EXERCISE OBJECTIVE.
Quote every line as given.

MATERIAL PROVIDED.

╭──

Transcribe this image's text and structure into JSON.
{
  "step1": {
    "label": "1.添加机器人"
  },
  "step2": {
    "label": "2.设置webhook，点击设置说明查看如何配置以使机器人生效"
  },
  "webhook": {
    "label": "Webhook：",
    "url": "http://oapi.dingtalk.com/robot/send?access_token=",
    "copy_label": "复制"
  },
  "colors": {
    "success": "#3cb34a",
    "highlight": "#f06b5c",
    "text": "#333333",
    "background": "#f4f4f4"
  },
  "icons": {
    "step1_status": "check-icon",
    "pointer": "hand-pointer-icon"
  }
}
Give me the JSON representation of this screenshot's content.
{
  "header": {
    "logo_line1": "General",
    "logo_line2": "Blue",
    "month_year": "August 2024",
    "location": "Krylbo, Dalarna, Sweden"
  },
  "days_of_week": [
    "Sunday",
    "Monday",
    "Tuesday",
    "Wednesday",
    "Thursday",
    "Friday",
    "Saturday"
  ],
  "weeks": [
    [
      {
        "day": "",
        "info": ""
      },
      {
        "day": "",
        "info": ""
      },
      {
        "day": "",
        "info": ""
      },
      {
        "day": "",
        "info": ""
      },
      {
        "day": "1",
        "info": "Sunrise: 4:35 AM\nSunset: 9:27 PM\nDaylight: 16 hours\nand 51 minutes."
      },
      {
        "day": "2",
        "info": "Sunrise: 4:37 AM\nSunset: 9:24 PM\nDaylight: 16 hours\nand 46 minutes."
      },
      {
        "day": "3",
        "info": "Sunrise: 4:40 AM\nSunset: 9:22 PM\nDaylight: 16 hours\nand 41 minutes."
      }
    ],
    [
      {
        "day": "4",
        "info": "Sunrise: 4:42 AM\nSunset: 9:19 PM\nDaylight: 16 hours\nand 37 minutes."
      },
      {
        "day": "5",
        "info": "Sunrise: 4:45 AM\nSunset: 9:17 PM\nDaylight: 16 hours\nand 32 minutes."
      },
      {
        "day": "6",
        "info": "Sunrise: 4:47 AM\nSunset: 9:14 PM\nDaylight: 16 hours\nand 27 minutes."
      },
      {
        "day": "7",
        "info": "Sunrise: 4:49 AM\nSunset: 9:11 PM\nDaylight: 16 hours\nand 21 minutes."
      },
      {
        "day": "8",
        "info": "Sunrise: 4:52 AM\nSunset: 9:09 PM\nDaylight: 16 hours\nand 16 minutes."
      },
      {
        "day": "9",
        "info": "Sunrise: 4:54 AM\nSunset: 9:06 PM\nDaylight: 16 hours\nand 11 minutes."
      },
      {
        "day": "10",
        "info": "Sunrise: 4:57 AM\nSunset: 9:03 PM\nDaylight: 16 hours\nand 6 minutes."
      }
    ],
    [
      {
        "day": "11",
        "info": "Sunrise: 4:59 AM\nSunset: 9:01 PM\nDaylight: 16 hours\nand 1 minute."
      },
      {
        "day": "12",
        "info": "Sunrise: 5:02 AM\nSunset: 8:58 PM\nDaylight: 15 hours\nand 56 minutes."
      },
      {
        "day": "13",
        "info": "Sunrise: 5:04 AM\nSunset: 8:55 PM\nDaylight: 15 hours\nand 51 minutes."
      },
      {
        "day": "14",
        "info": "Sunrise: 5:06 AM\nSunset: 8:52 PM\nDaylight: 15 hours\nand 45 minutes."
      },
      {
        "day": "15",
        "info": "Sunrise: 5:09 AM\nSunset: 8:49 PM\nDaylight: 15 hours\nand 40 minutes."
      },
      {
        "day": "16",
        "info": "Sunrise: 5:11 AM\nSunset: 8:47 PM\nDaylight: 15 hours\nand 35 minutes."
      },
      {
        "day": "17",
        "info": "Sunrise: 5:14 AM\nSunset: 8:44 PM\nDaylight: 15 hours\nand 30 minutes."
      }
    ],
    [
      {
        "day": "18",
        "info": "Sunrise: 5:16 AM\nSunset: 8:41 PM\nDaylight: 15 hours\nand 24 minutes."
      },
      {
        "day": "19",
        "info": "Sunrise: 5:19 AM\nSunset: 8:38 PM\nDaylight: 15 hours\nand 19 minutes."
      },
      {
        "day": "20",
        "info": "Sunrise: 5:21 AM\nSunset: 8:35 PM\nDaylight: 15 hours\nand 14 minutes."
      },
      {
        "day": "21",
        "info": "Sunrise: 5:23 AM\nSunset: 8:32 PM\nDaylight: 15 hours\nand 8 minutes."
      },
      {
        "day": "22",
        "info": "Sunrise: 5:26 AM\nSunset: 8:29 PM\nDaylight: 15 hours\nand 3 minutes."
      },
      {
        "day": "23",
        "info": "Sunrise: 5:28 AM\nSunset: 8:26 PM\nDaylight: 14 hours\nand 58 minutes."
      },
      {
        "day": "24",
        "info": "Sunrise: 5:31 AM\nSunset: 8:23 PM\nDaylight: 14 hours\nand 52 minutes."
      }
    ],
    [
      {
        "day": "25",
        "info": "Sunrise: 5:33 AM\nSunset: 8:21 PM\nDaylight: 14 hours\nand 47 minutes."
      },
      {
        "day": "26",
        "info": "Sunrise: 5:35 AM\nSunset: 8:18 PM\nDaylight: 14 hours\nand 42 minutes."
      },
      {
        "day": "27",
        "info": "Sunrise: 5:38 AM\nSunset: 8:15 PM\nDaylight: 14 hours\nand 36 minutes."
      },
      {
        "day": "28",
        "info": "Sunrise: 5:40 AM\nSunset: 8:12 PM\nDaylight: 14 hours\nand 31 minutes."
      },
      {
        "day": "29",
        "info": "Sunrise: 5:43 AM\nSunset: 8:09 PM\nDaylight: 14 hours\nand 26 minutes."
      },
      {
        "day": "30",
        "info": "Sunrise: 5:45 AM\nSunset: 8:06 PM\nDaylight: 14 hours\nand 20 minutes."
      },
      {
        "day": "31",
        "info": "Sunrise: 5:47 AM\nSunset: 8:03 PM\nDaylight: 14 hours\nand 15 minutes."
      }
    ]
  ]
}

╰──

ANSWER TO THIS EXERCISE.
Transcribe this image's text and structure into JSON.
{
  "step1": {
    "label": "1.添加机器人"
  },
  "step2": {
    "label": "2.设置webhook，点击设置说明查看如何配置以使机器人生效"
  },
  "webhook": {
    "label": "Webhook：",
    "url": "http://oapi.dingtalk.com/robot/send?access_token=",
    "copy_label": "复制"
  },
  "colors": {
    "success": "#3cb34a",
    "highlight": "#f06b5c",
    "text": "#333333",
    "background": "#f4f4f4"
  },
  "icons": {
    "step1_status": "check-icon",
    "pointer": "hand-pointer-icon"
  }
}
Give me the JSON representation of this screenshot's content.
{
  "header": {
    "logo_line1": "General",
    "logo_line2": "Blue",
    "month_year": "August 2024",
    "location": "Krylbo, Dalarna, Sweden"
  },
  "days_of_week": [
    "Sunday",
    "Monday",
    "Tuesday",
    "Wednesday",
    "Thursday",
    "Friday",
    "Saturday"
  ],
  "weeks": [
    [
      {
        "day": "",
        "info": ""
      },
      {
        "day": "",
        "info": ""
      },
      {
        "day": "",
        "info": ""
      },
      {
        "day": "",
        "info": ""
      },
      {
        "day": "1",
        "info": "Sunrise: 4:35 AM\nSunset: 9:27 PM\nDaylight: 16 hours\nand 51 minutes."
      },
      {
        "day": "2",
        "info": "Sunrise: 4:37 AM\nSunset: 9:24 PM\nDaylight: 16 hours\nand 46 minutes."
      },
      {
        "day": "3",
        "info": "Sunrise: 4:40 AM\nSunset: 9:22 PM\nDaylight: 16 hours\nand 41 minutes."
      }
    ],
    [
      {
        "day": "4",
        "info": "Sunrise: 4:42 AM\nSunset: 9:19 PM\nDaylight: 16 hours\nand 37 minutes."
      },
      {
        "day": "5",
        "info": "Sunrise: 4:45 AM\nSunset: 9:17 PM\nDaylight: 16 hours\nand 32 minutes."
      },
      {
        "day": "6",
        "info": "Sunrise: 4:47 AM\nSunset: 9:14 PM\nDaylight: 16 hours\nand 27 minutes."
      },
      {
        "day": "7",
        "info": "Sunrise: 4:49 AM\nSunset: 9:11 PM\nDaylight: 16 hours\nand 21 minutes."
      },
      {
        "day": "8",
        "info": "Sunrise: 4:52 AM\nSunset: 9:09 PM\nDaylight: 16 hours\nand 16 minutes."
      },
      {
        "day": "9",
        "info": "Sunrise: 4:54 AM\nSunset: 9:06 PM\nDaylight: 16 hours\nand 11 minutes."
      },
      {
        "day": "10",
        "info": "Sunrise: 4:57 AM\nSunset: 9:03 PM\nDaylight: 16 hours\nand 6 minutes."
      }
    ],
    [
      {
        "day": "11",
        "info": "Sunrise: 4:59 AM\nSunset: 9:01 PM\nDaylight: 16 hours\nand 1 minute."
      },
      {
        "day": "12",
        "info": "Sunrise: 5:02 AM\nSunset: 8:58 PM\nDaylight: 15 hours\nand 56 minutes."
      },
      {
        "day": "13",
        "info": "Sunrise: 5:04 AM\nSunset: 8:55 PM\nDaylight: 15 hours\nand 51 minutes."
      },
      {
        "day": "14",
        "info": "Sunrise: 5:06 AM\nSunset: 8:52 PM\nDaylight: 15 hours\nand 45 minutes."
      },
      {
        "day": "15",
        "info": "Sunrise: 5:09 AM\nSunset: 8:49 PM\nDaylight: 15 hours\nand 40 minutes."
      },
      {
        "day": "16",
        "info": "Sunrise: 5:11 AM\nSunset: 8:47 PM\nDaylight: 15 hours\nand 35 minutes."
      },
      {
        "day": "17",
        "info": "Sunrise: 5:14 AM\nSunset: 8:44 PM\nDaylight: 15 hours\nand 30 minutes."
      }
    ],
    [
      {
        "day": "18",
        "info": "Sunrise: 5:16 AM\nSunset: 8:41 PM\nDaylight: 15 hours\nand 24 minutes."
      },
      {
        "day": "19",
        "info": "Sunrise: 5:19 AM\nSunset: 8:38 PM\nDaylight: 15 hours\nand 19 minutes."
      },
      {
        "day": "20",
        "info": "Sunrise: 5:21 AM\nSunset: 8:35 PM\nDaylight: 15 hours\nand 14 minutes."
      },
      {
        "day": "21",
        "info": "Sunrise: 5:23 AM\nSunset: 8:32 PM\nDaylight: 15 hours\nand 8 minutes."
      },
      {
        "day": "22",
        "info": "Sunrise: 5:26 AM\nSunset: 8:29 PM\nDaylight: 15 hours\nand 3 minutes."
      },
      {
        "day": "23",
        "info": "Sunrise: 5:28 AM\nSunset: 8:26 PM\nDaylight: 14 hours\nand 58 minutes."
      },
      {
        "day": "24",
        "info": "Sunrise: 5:31 AM\nSunset: 8:23 PM\nDaylight: 14 hours\nand 52 minutes."
      }
    ],
    [
      {
        "day": "25",
        "info": "Sunrise: 5:33 AM\nSunset: 8:21 PM\nDaylight: 14 hours\nand 47 minutes."
      },
      {
        "day": "26",
        "info": "Sunrise: 5:35 AM\nSunset: 8:18 PM\nDaylight: 14 hours\nand 42 minutes."
      },
      {
        "day": "27",
        "info": "Sunrise: 5:38 AM\nSunset: 8:15 PM\nDaylight: 14 hours\nand 36 minutes."
      },
      {
        "day": "28",
        "info": "Sunrise: 5:40 AM\nSunset: 8:12 PM\nDaylight: 14 hours\nand 31 minutes."
      },
      {
        "day": "29",
        "info": "Sunrise: 5:43 AM\nSunset: 8:09 PM\nDaylight: 14 hours\nand 26 minutes."
      },
      {
        "day": "30",
        "info": "Sunrise: 5:45 AM\nSunset: 8:06 PM\nDaylight: 14 hours\nand 20 minutes."
      },
      {
        "day": "31",
        "info": "Sunrise: 5:47 AM\nSunset: 8:03 PM\nDaylight: 14 hours\nand 15 minutes."
      }
    ]
  ]
}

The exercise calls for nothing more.